→ THE PROBLEM
Reproduce each line exactly.
━━━
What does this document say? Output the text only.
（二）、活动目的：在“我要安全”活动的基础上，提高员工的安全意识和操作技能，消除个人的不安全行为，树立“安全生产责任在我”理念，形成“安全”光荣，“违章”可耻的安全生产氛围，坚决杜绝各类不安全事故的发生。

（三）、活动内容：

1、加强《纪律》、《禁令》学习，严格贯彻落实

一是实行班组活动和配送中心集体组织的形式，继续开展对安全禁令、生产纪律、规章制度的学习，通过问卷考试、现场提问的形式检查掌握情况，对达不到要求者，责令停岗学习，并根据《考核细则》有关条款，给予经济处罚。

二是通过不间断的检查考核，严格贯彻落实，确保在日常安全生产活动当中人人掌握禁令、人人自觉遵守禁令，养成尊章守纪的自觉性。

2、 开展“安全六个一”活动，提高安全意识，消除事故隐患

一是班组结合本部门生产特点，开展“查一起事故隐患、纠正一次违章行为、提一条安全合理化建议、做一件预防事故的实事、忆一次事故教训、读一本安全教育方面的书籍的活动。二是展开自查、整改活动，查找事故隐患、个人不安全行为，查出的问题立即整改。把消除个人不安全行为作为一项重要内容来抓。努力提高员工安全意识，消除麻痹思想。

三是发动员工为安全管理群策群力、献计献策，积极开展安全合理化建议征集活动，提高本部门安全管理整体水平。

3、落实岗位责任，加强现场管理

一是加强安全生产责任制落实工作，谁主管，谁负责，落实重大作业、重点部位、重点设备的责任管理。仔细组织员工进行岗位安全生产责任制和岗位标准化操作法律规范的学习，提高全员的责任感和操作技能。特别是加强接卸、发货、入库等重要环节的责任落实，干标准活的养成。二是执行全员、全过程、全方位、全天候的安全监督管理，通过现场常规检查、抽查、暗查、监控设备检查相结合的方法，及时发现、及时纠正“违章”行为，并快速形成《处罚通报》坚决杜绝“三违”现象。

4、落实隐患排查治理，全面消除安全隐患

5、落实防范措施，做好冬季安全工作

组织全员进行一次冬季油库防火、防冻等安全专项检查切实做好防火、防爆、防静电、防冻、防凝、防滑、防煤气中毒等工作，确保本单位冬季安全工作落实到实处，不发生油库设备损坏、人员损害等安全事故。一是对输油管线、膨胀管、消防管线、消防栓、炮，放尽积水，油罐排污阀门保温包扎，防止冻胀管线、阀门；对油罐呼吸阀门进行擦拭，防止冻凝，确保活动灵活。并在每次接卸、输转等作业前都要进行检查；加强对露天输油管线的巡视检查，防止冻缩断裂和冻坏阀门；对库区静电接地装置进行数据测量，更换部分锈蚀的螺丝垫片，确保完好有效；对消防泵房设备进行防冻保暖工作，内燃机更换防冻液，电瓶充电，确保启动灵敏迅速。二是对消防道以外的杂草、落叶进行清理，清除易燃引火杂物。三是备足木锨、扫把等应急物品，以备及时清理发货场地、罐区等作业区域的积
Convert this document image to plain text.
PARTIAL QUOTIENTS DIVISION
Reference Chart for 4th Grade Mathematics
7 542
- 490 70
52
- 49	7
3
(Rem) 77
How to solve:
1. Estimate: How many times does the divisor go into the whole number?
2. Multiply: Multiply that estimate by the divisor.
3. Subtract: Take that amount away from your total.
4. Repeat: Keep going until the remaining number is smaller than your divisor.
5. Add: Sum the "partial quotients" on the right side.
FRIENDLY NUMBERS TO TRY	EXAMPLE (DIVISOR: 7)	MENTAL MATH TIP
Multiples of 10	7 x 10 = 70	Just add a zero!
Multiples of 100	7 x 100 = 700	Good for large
━━━
→ FINISHED ANSWER
What does this document say? Output the text only.
（二）、活动目的：在“我要安全”活动的基础上，提高员工的安全意识和操作技能，消除个人的不安全行为，树立“安全生产责任在我”理念，形成“安全”光荣，“违章”可耻的安全生产氛围，坚决杜绝各类不安全事故的发生。

（三）、活动内容：

1、加强《纪律》、《禁令》学习，严格贯彻落实

一是实行班组活动和配送中心集体组织的形式，继续开展对安全禁令、生产纪律、规章制度的学习，通过问卷考试、现场提问的形式检查掌握情况，对达不到要求者，责令停岗学习，并根据《考核细则》有关条款，给予经济处罚。

二是通过不间断的检查考核，严格贯彻落实，确保在日常安全生产活动当中人人掌握禁令、人人自觉遵守禁令，养成尊章守纪的自觉性。

2、 开展“安全六个一”活动，提高安全意识，消除事故隐患

一是班组结合本部门生产特点，开展“查一起事故隐患、纠正一次违章行为、提一条安全合理化建议、做一件预防事故的实事、忆一次事故教训、读一本安全教育方面的书籍的活动。二是展开自查、整改活动，查找事故隐患、个人不安全行为，查出的问题立即整改。把消除个人不安全行为作为一项重要内容来抓。努力提高员工安全意识，消除麻痹思想。

三是发动员工为安全管理群策群力、献计献策，积极开展安全合理化建议征集活动，提高本部门安全管理整体水平。

3、落实岗位责任，加强现场管理

一是加强安全生产责任制落实工作，谁主管，谁负责，落实重大作业、重点部位、重点设备的责任管理。仔细组织员工进行岗位安全生产责任制和岗位标准化操作法律规范的学习，提高全员的责任感和操作技能。特别是加强接卸、发货、入库等重要环节的责任落实，干标准活的养成。二是执行全员、全过程、全方位、全天候的安全监督管理，通过现场常规检查、抽查、暗查、监控设备检查相结合的方法，及时发现、及时纠正“违章”行为，并快速形成《处罚通报》坚决杜绝“三违”现象。

4、落实隐患排查治理，全面消除安全隐患

5、落实防范措施，做好冬季安全工作

组织全员进行一次冬季油库防火、防冻等安全专项检查切实做好防火、防爆、防静电、防冻、防凝、防滑、防煤气中毒等工作，确保本单位冬季安全工作落实到实处，不发生油库设备损坏、人员损害等安全事故。一是对输油管线、膨胀管、消防管线、消防栓、炮，放尽积水，油罐排污阀门保温包扎，防止冻胀管线、阀门；对油罐呼吸阀门进行擦拭，防止冻凝，确保活动灵活。并在每次接卸、输转等作业前都要进行检查；加强对露天输油管线的巡视检查，防止冻缩断裂和冻坏阀门；对库区静电接地装置进行数据测量，更换部分锈蚀的螺丝垫片，确保完好有效；对消防泵房设备进行防冻保暖工作，内燃机更换防冻液，电瓶充电，确保启动灵敏迅速。二是对消防道以外的杂草、落叶进行清理，清除易燃引火杂物。三是备足木锨、扫把等应急物品，以备及时清理发货场地、罐区等作业区域的积
Convert this document image to plain text.
PARTIAL QUOTIENTS DIVISION
Reference Chart for 4th Grade Mathematics
7 542
- 490 70
52
- 49	7
3
(Rem) 77
How to solve:
1. Estimate: How many times does the divisor go into the whole number?
2. Multiply: Multiply that estimate by the divisor.
3. Subtract: Take that amount away from your total.
4. Repeat: Keep going until the remaining number is smaller than your divisor.
5. Add: Sum the "partial quotients" on the right side.
FRIENDLY NUMBERS TO TRY	EXAMPLE (DIVISOR: 7)	MENTAL MATH TIP
Multiples of 10	7 x 10 = 70	Just add a zero!
Multiples of 100	7 x 100 = 700	Good for large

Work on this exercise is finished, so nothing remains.